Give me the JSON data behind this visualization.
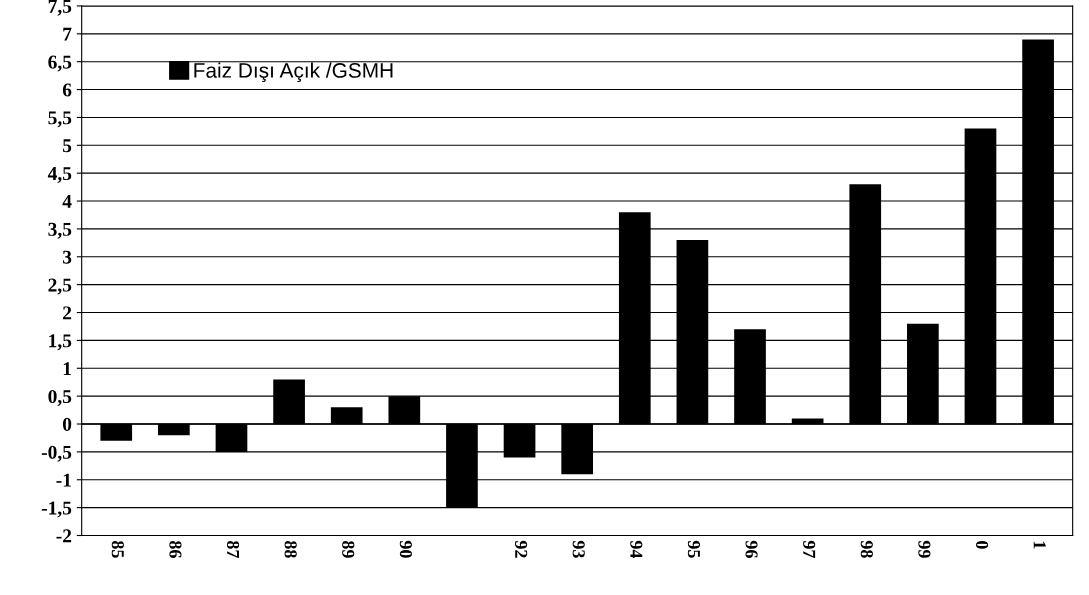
{
  "chart_data": {
    "type": "bar",
    "categories": [
      "85",
      "86",
      "87",
      "88",
      "89",
      "90",
      null,
      "92",
      "93",
      "94",
      "95",
      "96",
      "97",
      "98",
      "99",
      "0",
      "1"
    ],
    "series": [
      {
        "name": "Faiz Dışı Açık /GSMH",
        "color": "#000000",
        "values": [
          -0.3,
          -0.2,
          -0.5,
          0.8,
          0.3,
          0.5,
          -1.5,
          -0.6,
          -0.9,
          3.8,
          3.3,
          1.7,
          0.1,
          4.3,
          1.8,
          5.3,
          6.9
        ]
      }
    ],
    "ylim": [
      -2,
      7.5
    ],
    "yticks": [
      -2,
      {
        "value": -1.5,
        "label": "-1,5"
      },
      -1,
      {
        "value": -0.5,
        "label": "-0,5"
      },
      0,
      {
        "value": 0.5,
        "label": "0,5"
      },
      1,
      {
        "value": 1.5,
        "label": "1,5"
      },
      2,
      {
        "value": 2.5,
        "label": "2,5"
      },
      3,
      {
        "value": 3.5,
        "label": "3,5"
      },
      4,
      {
        "value": 4.5,
        "label": "4,5"
      },
      5,
      {
        "value": 5.5,
        "label": "5,5"
      },
      6,
      {
        "value": 6.5,
        "label": "6,5"
      },
      7,
      {
        "value": 7.5,
        "label": "7,5"
      }
    ],
    "grid": "y",
    "legend": "top left"
  }
}
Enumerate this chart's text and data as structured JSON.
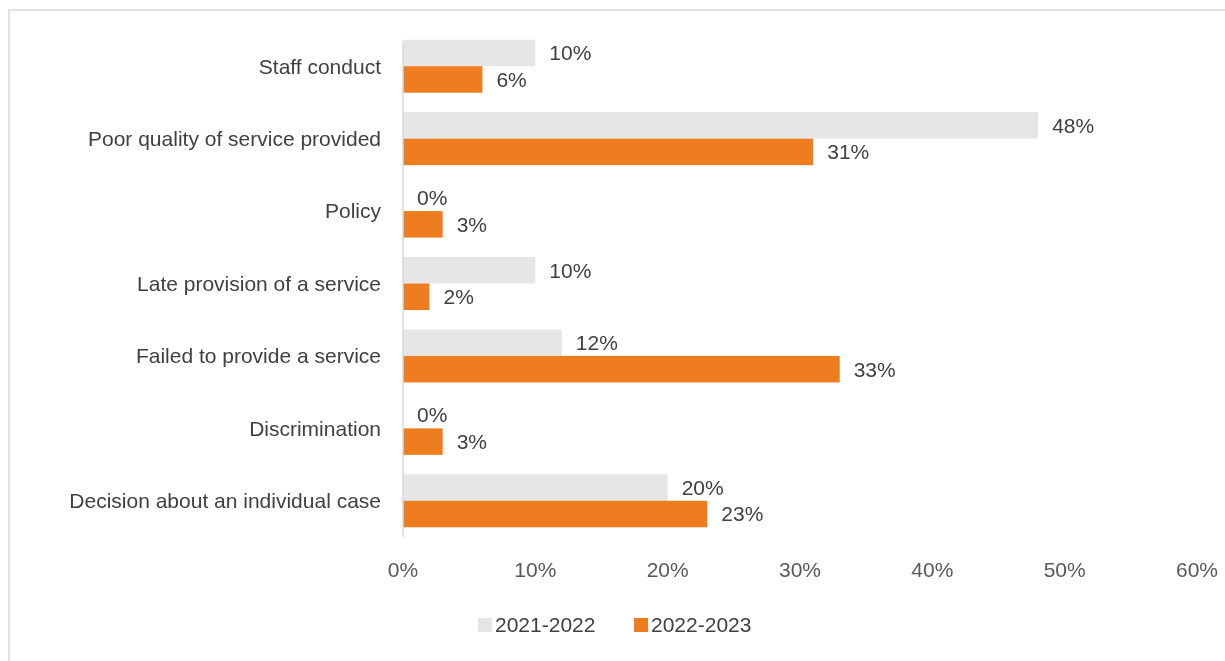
{
  "chart_data": {
    "type": "bar",
    "orientation": "horizontal",
    "categories": [
      "Staff conduct",
      "Poor quality of service provided",
      "Policy",
      "Late provision of a service",
      "Failed to provide a service",
      "Discrimination",
      "Decision about an individual case"
    ],
    "series": [
      {
        "name": "2021-2022",
        "color": "#e7e6e6",
        "values": [
          10,
          48,
          0,
          10,
          12,
          0,
          20
        ],
        "value_labels": [
          "10%",
          "48%",
          "0%",
          "10%",
          "12%",
          "0%",
          "20%"
        ]
      },
      {
        "name": "2022-2023",
        "color": "#ed7d1f",
        "values": [
          6,
          31,
          3,
          2,
          33,
          3,
          23
        ],
        "value_labels": [
          "6%",
          "31%",
          "3%",
          "2%",
          "33%",
          "3%",
          "23%"
        ]
      }
    ],
    "xlim": [
      0,
      60
    ],
    "xticks": [
      {
        "value": 0,
        "label": "0%"
      },
      {
        "value": 10,
        "label": "10%"
      },
      {
        "value": 20,
        "label": "20%"
      },
      {
        "value": 30,
        "label": "30%"
      },
      {
        "value": 40,
        "label": "40%"
      },
      {
        "value": 50,
        "label": "50%"
      },
      {
        "value": 60,
        "label": "60%"
      }
    ],
    "grid": false,
    "legend": "bottom"
  }
}
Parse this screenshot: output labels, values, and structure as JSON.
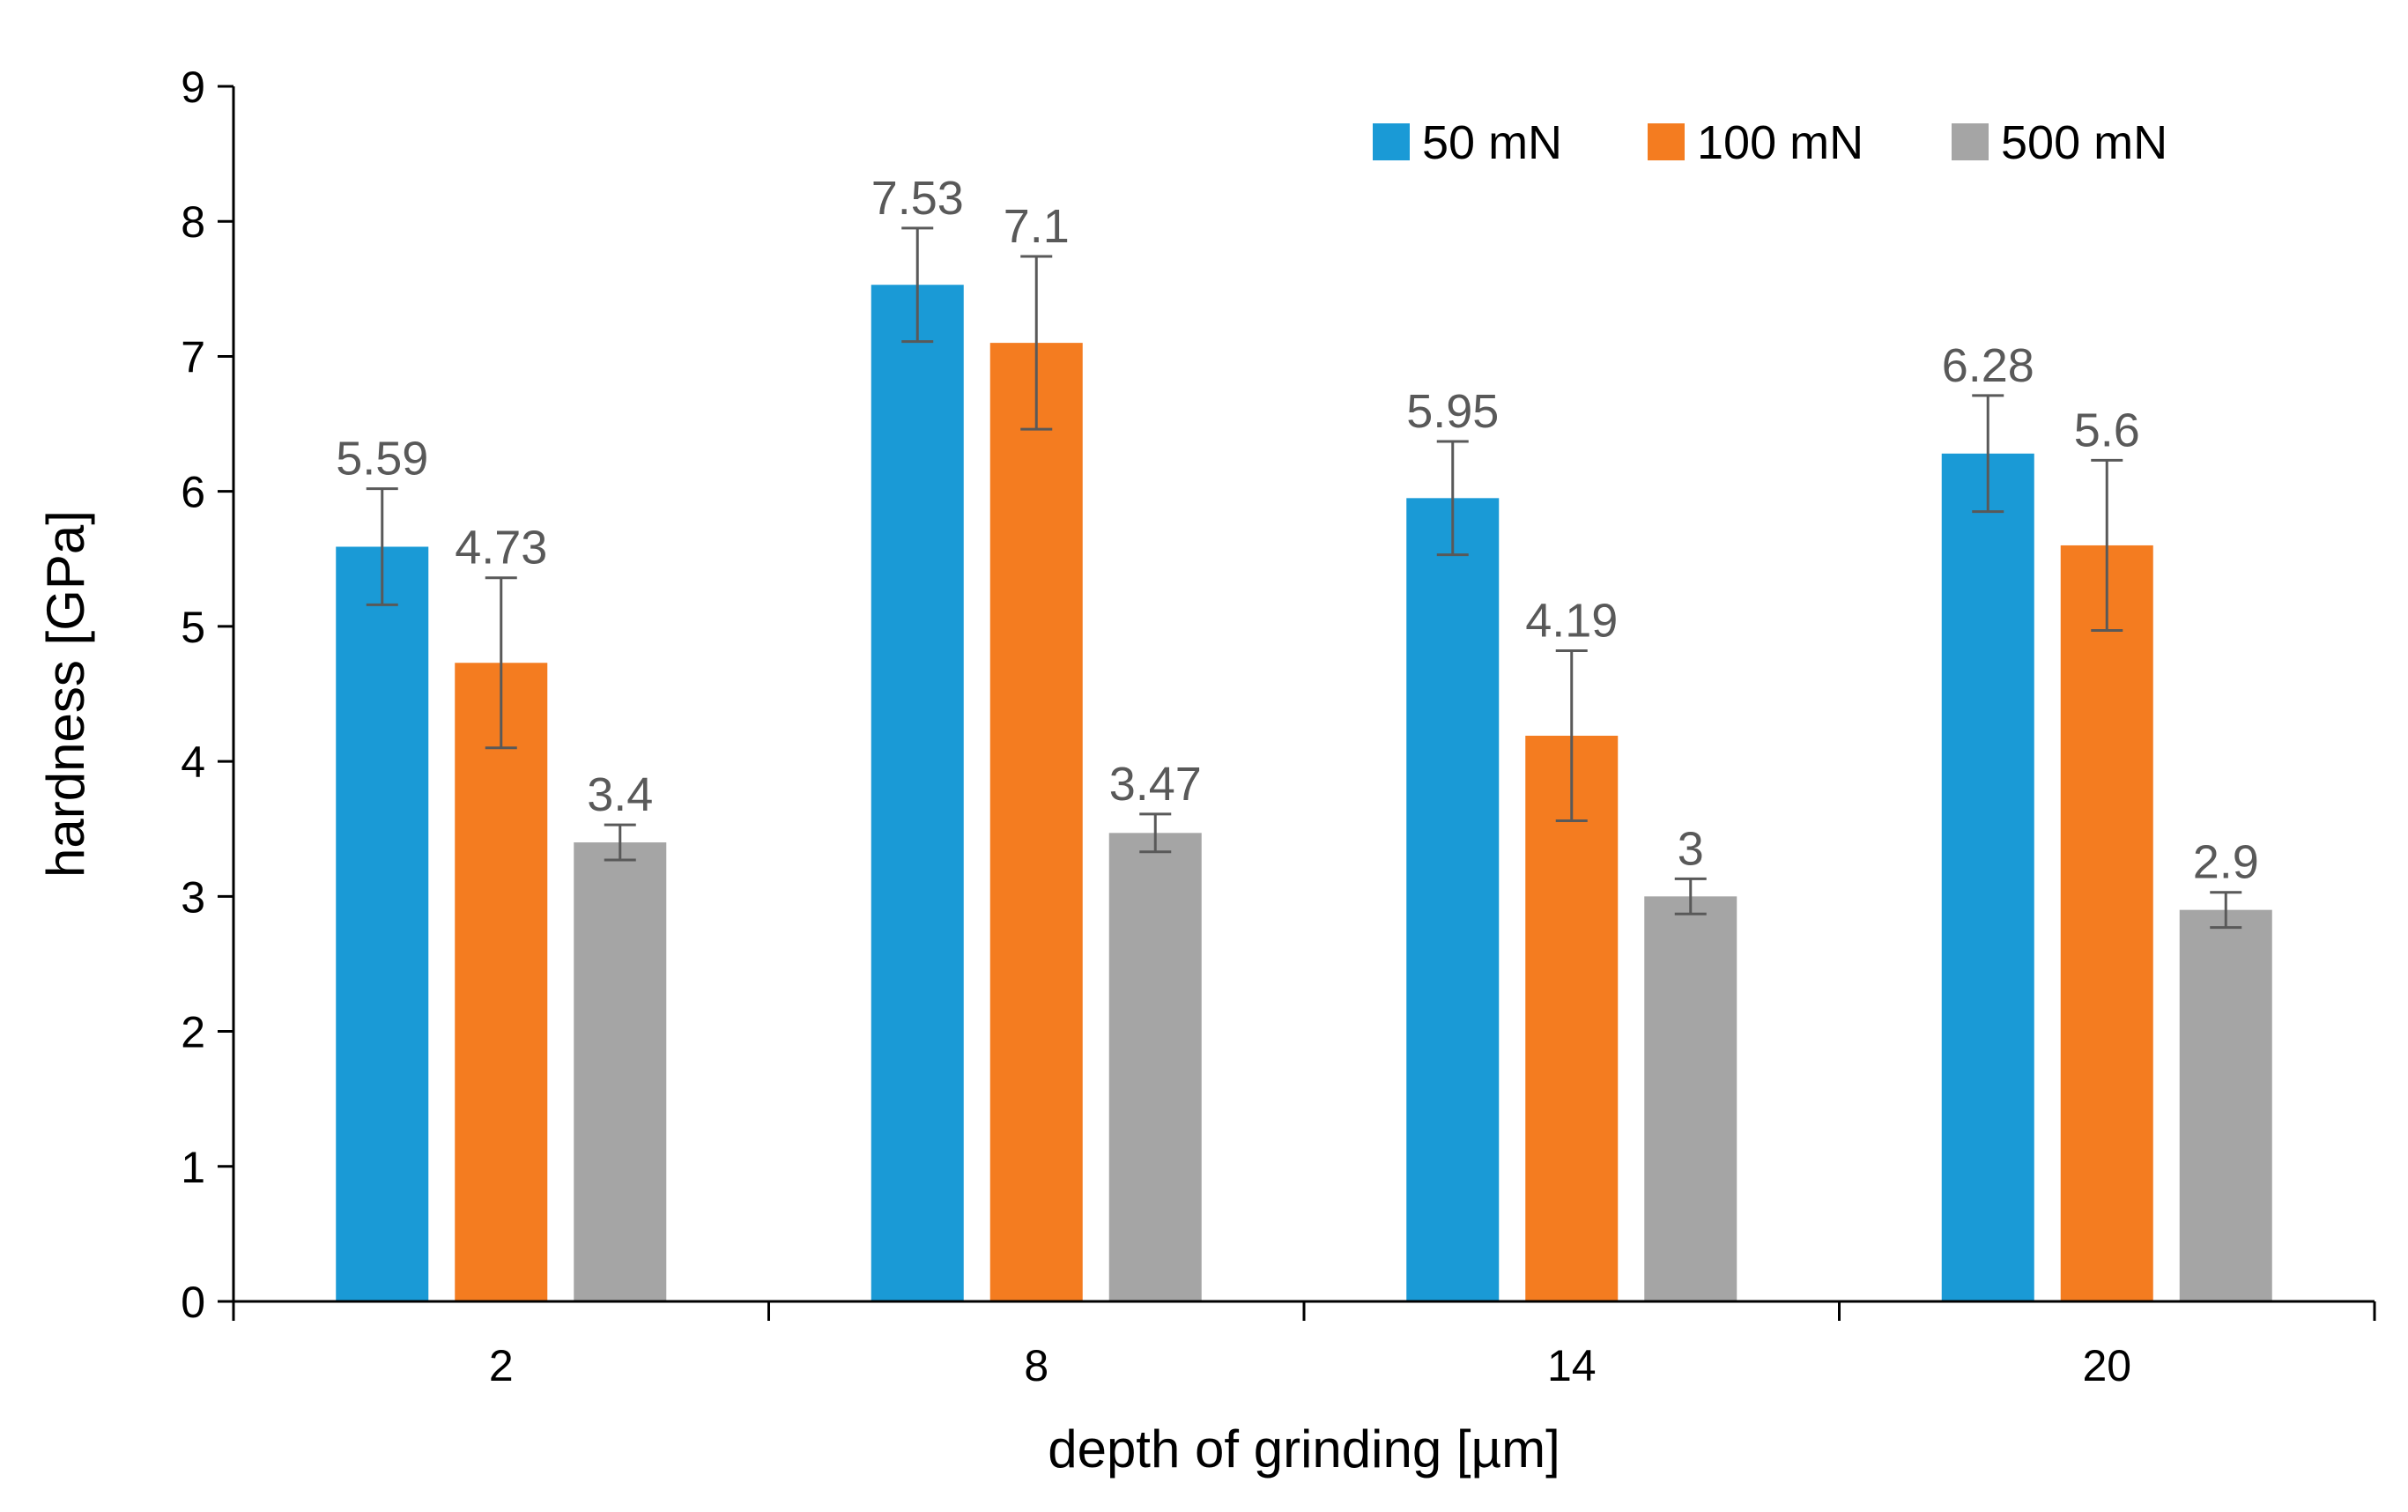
{
  "chart_data": {
    "type": "bar",
    "title": "",
    "xlabel": "depth of grinding   [µm]",
    "ylabel": "hardness   [GPa]",
    "ylim": [
      0,
      9
    ],
    "yticks": [
      "0",
      "1",
      "2",
      "3",
      "4",
      "5",
      "6",
      "7",
      "8",
      "9"
    ],
    "categories": [
      "2",
      "8",
      "14",
      "20"
    ],
    "legend_position": "top-right",
    "grid": false,
    "series": [
      {
        "name": "50 mN",
        "color": "#1a9ad6",
        "values": [
          5.59,
          7.53,
          5.95,
          6.28
        ],
        "labels": [
          "5.59",
          "7.53",
          "5.95",
          "6.28"
        ],
        "errors": [
          0.43,
          0.42,
          0.42,
          0.43
        ]
      },
      {
        "name": "100 mN",
        "color": "#f47c20",
        "values": [
          4.73,
          7.1,
          4.19,
          5.6
        ],
        "labels": [
          "4.73",
          "7.1",
          "4.19",
          "5.6"
        ],
        "errors": [
          0.63,
          0.64,
          0.63,
          0.63
        ]
      },
      {
        "name": "500 mN",
        "color": "#a5a5a5",
        "values": [
          3.4,
          3.47,
          3.0,
          2.9
        ],
        "labels": [
          "3.4",
          "3.47",
          "3",
          "2.9"
        ],
        "errors": [
          0.13,
          0.14,
          0.13,
          0.13
        ]
      }
    ]
  }
}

=======

-- What to produce --
Gather and return every line that holds the string "name".

-- Output below --
        "name": "Faiz Dışı Açık /GSMH",
        "name": "2021-2022",
        "name": "2022-2023",
        "name": "50 mN",
        "name": "100 mN",
        "name": "500 mN",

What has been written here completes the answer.